> _Do this_:
Pick every line from the data that holds the word "дополнить".

> _Data shown_:

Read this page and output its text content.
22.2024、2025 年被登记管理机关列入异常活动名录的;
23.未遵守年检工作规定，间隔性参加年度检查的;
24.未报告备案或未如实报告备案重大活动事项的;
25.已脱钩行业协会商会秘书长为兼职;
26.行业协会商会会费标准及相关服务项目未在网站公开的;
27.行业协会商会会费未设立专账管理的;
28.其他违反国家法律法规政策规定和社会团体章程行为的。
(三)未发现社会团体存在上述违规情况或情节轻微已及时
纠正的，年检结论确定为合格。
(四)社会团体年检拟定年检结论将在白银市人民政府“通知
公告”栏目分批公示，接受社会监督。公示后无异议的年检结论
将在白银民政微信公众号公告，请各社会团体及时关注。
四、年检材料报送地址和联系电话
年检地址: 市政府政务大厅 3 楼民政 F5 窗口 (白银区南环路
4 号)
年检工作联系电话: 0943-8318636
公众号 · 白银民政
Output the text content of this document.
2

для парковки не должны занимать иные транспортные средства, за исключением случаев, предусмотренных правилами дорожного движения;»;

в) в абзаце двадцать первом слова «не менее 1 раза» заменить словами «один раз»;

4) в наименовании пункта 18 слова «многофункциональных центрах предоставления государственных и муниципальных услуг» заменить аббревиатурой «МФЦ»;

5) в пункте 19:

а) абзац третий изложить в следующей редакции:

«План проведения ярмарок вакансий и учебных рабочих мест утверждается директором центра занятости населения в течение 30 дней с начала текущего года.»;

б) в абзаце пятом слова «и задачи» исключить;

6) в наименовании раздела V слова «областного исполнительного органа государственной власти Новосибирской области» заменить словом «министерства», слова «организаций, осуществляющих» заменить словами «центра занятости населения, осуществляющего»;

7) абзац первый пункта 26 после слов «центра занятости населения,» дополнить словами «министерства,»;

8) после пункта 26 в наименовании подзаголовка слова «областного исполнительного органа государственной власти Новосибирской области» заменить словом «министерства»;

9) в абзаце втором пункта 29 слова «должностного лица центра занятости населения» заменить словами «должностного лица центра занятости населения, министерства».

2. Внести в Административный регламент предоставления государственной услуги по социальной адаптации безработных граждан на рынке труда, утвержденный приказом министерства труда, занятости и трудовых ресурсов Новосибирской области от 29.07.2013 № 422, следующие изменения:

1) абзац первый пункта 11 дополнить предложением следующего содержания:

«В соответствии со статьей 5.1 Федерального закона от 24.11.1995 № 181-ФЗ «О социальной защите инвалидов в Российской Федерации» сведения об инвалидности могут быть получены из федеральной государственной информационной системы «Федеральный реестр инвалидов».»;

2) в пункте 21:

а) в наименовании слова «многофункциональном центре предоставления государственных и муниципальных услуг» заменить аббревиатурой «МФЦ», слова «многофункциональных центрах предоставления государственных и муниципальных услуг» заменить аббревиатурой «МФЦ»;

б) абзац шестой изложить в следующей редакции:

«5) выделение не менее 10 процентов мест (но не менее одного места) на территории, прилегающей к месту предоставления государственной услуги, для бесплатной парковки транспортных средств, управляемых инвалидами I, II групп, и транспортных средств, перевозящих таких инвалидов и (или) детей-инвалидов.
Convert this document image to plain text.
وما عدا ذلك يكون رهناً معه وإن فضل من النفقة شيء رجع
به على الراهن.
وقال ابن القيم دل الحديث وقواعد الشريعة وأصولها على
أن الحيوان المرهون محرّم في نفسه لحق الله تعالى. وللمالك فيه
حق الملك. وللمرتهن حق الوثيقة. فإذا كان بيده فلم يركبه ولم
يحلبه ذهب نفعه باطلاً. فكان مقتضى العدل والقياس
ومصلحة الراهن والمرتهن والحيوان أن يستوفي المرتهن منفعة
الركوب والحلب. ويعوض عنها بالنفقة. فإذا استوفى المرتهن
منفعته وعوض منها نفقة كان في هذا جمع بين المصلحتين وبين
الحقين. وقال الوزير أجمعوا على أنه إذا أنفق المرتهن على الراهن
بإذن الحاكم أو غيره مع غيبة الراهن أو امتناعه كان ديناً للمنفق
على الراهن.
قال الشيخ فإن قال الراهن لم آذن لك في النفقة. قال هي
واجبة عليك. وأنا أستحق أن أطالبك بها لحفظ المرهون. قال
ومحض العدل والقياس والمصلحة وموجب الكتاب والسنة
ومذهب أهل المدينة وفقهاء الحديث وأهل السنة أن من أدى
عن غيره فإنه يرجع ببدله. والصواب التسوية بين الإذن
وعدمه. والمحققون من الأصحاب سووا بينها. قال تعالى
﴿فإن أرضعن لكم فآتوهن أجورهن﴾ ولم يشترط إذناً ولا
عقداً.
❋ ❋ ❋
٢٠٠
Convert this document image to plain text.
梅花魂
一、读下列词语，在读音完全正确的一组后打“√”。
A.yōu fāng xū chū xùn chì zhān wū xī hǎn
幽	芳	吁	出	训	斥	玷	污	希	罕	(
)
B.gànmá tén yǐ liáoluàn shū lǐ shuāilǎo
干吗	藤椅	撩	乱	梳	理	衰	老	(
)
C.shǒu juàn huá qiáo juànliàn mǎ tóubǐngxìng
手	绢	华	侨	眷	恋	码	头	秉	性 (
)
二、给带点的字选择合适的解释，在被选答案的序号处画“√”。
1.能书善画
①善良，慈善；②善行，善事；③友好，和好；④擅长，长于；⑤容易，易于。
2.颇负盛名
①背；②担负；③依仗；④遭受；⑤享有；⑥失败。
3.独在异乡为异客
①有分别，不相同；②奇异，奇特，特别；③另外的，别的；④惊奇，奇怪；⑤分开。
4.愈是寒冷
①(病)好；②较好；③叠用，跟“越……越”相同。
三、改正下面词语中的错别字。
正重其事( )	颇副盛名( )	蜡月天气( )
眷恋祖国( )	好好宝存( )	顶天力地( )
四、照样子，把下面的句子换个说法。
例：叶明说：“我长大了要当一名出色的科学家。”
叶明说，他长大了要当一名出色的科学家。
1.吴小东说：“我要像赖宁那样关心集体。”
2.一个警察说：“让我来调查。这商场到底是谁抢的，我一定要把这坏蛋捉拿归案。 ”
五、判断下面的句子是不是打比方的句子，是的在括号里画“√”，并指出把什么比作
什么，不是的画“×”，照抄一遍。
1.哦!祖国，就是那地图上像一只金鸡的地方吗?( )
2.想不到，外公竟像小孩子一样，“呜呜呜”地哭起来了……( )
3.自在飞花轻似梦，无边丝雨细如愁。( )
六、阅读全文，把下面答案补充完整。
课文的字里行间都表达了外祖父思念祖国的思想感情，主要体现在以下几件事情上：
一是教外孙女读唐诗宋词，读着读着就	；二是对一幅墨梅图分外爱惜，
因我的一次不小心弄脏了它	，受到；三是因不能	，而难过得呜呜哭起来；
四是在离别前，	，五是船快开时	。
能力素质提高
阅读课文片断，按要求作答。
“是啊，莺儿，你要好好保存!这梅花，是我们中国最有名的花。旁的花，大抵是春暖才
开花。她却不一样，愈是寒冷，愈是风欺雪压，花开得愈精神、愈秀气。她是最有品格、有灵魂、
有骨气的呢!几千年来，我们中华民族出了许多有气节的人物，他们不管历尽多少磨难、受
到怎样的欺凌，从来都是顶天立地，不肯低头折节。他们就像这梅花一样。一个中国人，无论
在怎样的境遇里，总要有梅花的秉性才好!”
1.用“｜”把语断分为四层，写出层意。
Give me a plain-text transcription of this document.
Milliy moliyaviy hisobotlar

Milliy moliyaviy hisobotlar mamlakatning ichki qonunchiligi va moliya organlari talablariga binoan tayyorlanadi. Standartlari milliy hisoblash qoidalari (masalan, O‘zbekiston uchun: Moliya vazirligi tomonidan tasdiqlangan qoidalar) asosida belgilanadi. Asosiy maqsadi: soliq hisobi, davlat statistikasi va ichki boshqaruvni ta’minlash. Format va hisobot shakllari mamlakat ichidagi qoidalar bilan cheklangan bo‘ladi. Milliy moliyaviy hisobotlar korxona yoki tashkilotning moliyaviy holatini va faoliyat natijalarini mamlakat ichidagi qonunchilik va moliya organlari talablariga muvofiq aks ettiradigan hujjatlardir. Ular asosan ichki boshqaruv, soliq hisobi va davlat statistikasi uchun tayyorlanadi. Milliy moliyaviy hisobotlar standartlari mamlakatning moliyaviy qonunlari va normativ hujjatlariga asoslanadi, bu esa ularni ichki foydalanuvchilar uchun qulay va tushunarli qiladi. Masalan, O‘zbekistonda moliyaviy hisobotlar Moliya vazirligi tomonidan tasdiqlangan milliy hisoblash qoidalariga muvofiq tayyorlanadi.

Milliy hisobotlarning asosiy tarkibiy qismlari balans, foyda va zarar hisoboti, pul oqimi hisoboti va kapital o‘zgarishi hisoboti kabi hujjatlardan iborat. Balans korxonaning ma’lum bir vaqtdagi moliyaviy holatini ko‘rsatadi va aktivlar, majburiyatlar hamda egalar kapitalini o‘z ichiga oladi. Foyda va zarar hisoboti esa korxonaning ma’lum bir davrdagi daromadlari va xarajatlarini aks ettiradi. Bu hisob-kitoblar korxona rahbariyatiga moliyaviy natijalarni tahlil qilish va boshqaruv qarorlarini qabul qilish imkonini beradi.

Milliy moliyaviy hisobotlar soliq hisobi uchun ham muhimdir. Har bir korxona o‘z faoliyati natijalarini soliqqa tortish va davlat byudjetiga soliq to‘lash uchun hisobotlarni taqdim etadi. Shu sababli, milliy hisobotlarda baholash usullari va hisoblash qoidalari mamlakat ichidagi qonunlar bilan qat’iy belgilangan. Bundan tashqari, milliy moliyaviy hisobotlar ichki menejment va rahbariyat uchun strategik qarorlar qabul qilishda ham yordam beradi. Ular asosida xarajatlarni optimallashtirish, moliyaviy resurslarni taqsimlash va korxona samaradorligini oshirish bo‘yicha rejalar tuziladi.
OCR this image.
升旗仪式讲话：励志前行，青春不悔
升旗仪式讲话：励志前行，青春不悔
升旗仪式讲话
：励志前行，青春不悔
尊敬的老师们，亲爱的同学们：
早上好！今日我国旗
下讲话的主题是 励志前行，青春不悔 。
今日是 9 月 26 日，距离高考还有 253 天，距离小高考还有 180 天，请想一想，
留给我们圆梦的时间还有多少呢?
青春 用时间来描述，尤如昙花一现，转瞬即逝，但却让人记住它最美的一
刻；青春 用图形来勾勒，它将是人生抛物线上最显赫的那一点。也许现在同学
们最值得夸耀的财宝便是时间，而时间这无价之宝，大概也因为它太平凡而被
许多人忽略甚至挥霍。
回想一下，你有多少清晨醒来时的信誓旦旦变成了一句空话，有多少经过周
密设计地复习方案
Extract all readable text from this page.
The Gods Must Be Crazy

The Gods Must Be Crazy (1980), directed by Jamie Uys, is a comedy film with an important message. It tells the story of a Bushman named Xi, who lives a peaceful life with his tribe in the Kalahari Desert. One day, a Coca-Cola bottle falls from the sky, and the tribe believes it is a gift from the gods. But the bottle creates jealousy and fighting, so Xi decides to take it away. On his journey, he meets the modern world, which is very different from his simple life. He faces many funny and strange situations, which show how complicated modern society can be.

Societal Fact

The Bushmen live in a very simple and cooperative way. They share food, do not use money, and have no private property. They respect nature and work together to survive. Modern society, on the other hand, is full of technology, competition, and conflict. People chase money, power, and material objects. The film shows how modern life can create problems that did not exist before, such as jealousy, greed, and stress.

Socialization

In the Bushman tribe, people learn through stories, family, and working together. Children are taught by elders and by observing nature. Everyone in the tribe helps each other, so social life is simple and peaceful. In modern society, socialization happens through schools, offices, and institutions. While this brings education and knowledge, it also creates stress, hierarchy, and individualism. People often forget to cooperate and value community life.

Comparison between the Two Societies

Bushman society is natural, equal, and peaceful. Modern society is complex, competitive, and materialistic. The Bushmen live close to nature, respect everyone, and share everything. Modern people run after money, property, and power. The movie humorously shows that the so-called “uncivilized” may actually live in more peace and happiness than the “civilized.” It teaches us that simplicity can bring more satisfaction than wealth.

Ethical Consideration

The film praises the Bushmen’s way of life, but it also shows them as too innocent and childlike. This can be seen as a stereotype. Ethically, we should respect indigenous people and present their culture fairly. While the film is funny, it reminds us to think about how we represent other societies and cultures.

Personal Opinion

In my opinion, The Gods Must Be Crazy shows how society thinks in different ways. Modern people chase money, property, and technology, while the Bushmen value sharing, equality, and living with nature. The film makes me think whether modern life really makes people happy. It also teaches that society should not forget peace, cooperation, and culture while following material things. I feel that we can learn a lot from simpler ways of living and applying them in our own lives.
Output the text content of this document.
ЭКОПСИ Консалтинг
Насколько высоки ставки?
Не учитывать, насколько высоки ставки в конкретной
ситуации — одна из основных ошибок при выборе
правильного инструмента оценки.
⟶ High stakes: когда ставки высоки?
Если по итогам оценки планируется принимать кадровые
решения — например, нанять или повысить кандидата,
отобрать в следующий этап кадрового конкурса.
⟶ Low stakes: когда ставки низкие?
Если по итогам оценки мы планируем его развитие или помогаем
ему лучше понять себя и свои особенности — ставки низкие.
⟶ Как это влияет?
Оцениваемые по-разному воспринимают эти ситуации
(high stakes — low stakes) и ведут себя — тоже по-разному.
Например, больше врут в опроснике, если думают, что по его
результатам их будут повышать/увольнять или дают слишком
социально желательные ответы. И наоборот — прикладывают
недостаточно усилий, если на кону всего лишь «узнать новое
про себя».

> _Exercise solution_:
7) абзац первый пункта 26 после слов «центра занятости населения,» дополнить словами «министерства,»;
1) абзац первый пункта 11 дополнить предложением следующего содержания:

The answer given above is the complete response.